* _EXERCISE TASK_
Say the number of lines containing the string "religió", and say nothing else.
— begin DATA LISTING —
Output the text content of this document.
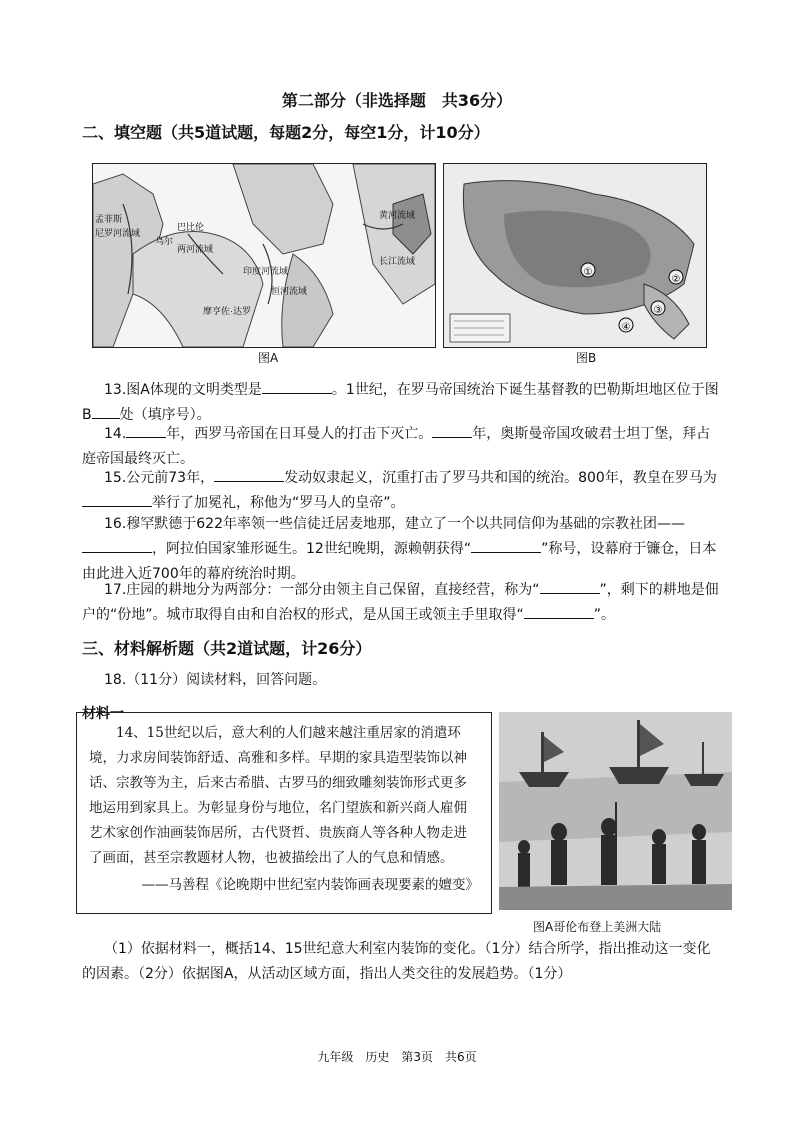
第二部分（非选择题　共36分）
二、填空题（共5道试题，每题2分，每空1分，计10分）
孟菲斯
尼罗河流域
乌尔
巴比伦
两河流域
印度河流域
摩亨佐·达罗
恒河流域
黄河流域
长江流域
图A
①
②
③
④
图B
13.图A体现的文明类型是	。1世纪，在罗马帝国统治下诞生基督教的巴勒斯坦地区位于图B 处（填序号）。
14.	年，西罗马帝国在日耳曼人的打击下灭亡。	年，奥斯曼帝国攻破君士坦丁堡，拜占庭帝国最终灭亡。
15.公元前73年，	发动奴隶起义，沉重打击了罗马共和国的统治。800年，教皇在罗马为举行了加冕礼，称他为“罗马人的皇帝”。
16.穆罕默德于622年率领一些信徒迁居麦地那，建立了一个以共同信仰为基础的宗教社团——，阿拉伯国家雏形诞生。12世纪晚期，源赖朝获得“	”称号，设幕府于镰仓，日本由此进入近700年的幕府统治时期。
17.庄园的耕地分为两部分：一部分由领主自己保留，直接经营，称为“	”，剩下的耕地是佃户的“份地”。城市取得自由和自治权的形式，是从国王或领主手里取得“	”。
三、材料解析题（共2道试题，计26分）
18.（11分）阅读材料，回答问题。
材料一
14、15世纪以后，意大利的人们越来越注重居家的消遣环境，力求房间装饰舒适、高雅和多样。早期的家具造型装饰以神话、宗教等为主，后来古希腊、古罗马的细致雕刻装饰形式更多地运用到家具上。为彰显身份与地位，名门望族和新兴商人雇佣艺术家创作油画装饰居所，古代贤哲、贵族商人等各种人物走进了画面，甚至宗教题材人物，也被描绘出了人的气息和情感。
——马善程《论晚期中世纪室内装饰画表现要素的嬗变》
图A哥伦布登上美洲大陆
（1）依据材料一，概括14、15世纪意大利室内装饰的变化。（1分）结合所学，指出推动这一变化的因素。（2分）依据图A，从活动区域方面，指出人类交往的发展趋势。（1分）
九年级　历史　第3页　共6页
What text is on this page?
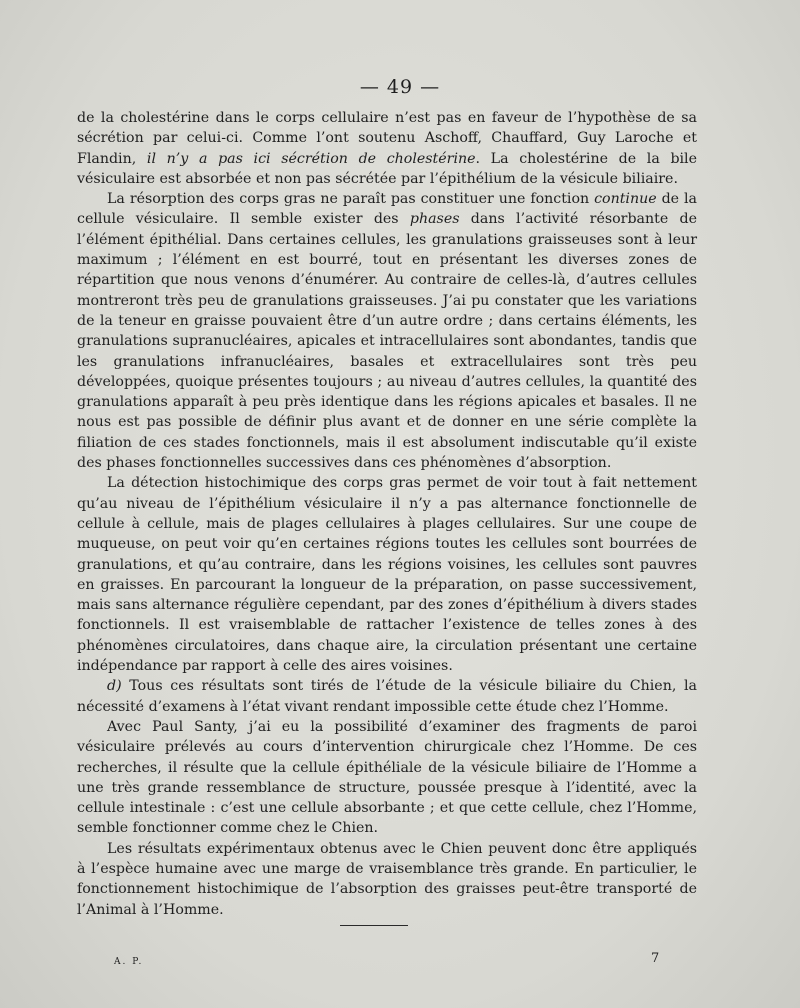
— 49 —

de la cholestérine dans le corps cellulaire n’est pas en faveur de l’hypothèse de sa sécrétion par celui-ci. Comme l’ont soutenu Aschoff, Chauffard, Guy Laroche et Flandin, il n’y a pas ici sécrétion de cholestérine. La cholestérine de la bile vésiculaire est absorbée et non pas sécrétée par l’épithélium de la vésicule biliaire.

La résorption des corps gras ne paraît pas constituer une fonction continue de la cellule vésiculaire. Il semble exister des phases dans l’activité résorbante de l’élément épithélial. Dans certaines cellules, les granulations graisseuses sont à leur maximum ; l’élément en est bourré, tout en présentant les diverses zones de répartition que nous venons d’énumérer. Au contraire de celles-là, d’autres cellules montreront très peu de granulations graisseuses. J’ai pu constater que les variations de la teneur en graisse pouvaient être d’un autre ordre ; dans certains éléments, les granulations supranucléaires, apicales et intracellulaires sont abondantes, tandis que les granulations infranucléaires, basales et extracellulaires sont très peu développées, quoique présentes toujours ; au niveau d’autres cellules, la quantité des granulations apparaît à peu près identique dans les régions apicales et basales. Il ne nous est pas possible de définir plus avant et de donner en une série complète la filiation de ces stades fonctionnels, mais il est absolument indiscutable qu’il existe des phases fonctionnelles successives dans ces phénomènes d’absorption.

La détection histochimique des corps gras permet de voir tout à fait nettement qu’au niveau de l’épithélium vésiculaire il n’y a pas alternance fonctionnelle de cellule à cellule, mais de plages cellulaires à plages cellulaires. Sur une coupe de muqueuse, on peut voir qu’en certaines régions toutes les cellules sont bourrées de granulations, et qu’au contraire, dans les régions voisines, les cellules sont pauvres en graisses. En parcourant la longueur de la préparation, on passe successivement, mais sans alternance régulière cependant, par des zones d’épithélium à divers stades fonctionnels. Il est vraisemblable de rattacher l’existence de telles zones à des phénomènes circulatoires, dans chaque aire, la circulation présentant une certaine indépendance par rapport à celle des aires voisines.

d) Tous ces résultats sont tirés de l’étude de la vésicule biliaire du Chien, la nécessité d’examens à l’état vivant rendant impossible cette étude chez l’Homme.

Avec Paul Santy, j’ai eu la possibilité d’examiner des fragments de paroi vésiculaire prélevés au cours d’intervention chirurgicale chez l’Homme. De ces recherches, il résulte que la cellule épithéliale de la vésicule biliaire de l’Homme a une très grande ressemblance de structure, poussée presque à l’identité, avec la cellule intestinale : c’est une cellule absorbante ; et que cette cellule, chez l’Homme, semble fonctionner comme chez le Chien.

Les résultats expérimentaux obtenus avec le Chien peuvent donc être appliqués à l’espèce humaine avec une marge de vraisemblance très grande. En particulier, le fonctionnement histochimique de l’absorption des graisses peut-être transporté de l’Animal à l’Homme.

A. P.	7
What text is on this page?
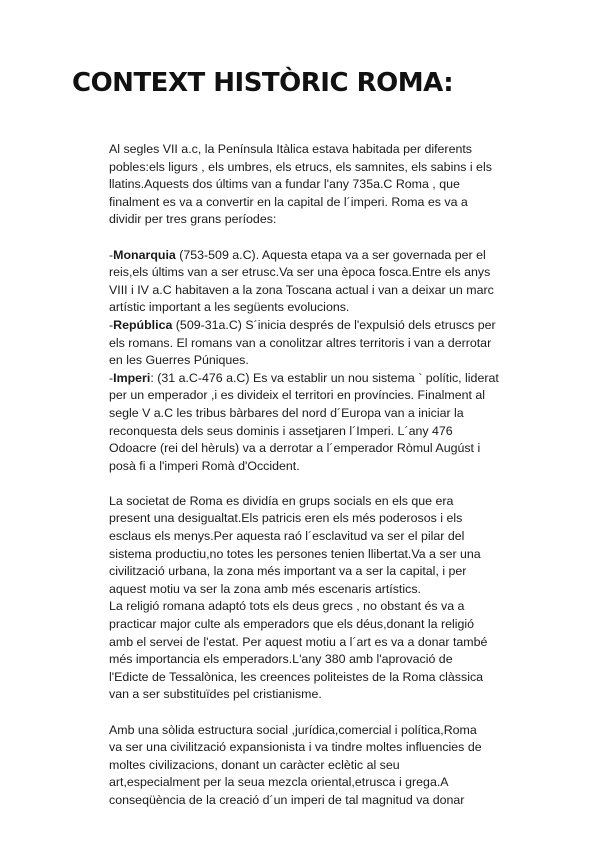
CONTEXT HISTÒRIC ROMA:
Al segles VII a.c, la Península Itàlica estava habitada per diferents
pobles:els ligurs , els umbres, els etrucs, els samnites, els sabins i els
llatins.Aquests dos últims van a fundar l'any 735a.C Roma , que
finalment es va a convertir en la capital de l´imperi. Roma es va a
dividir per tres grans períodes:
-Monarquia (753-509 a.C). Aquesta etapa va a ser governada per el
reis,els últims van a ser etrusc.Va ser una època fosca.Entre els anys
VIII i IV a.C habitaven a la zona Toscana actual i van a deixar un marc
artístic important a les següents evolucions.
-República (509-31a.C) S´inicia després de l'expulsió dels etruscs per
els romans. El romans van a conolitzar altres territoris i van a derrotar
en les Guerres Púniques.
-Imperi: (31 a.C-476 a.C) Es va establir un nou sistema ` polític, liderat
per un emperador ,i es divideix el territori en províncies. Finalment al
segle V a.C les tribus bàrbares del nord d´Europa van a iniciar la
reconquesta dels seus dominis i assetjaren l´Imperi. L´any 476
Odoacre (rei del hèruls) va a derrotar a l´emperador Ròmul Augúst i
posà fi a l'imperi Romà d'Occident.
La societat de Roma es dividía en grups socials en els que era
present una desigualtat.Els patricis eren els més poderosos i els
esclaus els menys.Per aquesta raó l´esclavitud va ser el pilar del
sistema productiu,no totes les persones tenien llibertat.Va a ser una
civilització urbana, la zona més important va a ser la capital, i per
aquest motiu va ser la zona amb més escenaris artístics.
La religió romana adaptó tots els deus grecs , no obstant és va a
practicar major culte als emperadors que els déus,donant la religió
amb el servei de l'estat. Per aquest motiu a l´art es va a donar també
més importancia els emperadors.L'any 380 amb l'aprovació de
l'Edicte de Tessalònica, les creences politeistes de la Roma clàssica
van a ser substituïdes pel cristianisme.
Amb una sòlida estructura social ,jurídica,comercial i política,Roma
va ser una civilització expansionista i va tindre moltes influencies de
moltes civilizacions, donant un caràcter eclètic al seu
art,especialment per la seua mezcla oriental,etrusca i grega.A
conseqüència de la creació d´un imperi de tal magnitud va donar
— end DATA LISTING —
— begin DATA LISTING —
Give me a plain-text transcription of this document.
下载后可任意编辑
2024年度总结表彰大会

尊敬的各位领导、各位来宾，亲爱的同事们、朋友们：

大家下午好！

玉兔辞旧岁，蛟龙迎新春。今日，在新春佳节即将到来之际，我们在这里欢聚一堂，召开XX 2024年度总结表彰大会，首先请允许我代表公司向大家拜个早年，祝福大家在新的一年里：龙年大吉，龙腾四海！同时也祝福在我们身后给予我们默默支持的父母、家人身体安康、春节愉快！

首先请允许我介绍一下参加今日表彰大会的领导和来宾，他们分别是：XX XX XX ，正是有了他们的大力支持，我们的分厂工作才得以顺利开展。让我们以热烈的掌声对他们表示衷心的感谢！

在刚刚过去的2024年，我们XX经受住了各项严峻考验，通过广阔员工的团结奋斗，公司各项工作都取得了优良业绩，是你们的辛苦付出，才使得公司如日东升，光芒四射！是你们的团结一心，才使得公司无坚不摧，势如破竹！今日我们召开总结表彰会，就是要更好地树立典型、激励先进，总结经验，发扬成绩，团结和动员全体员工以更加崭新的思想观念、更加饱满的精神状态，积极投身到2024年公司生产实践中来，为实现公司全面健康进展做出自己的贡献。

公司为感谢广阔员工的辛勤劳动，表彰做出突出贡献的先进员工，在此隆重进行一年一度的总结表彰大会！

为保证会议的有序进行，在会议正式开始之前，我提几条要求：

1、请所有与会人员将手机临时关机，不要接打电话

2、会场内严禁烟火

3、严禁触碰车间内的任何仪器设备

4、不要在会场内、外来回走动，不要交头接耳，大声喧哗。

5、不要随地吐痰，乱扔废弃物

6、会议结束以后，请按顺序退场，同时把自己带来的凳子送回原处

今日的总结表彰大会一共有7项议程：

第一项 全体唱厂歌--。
— end DATA LISTING —
* _SOLUTION_
2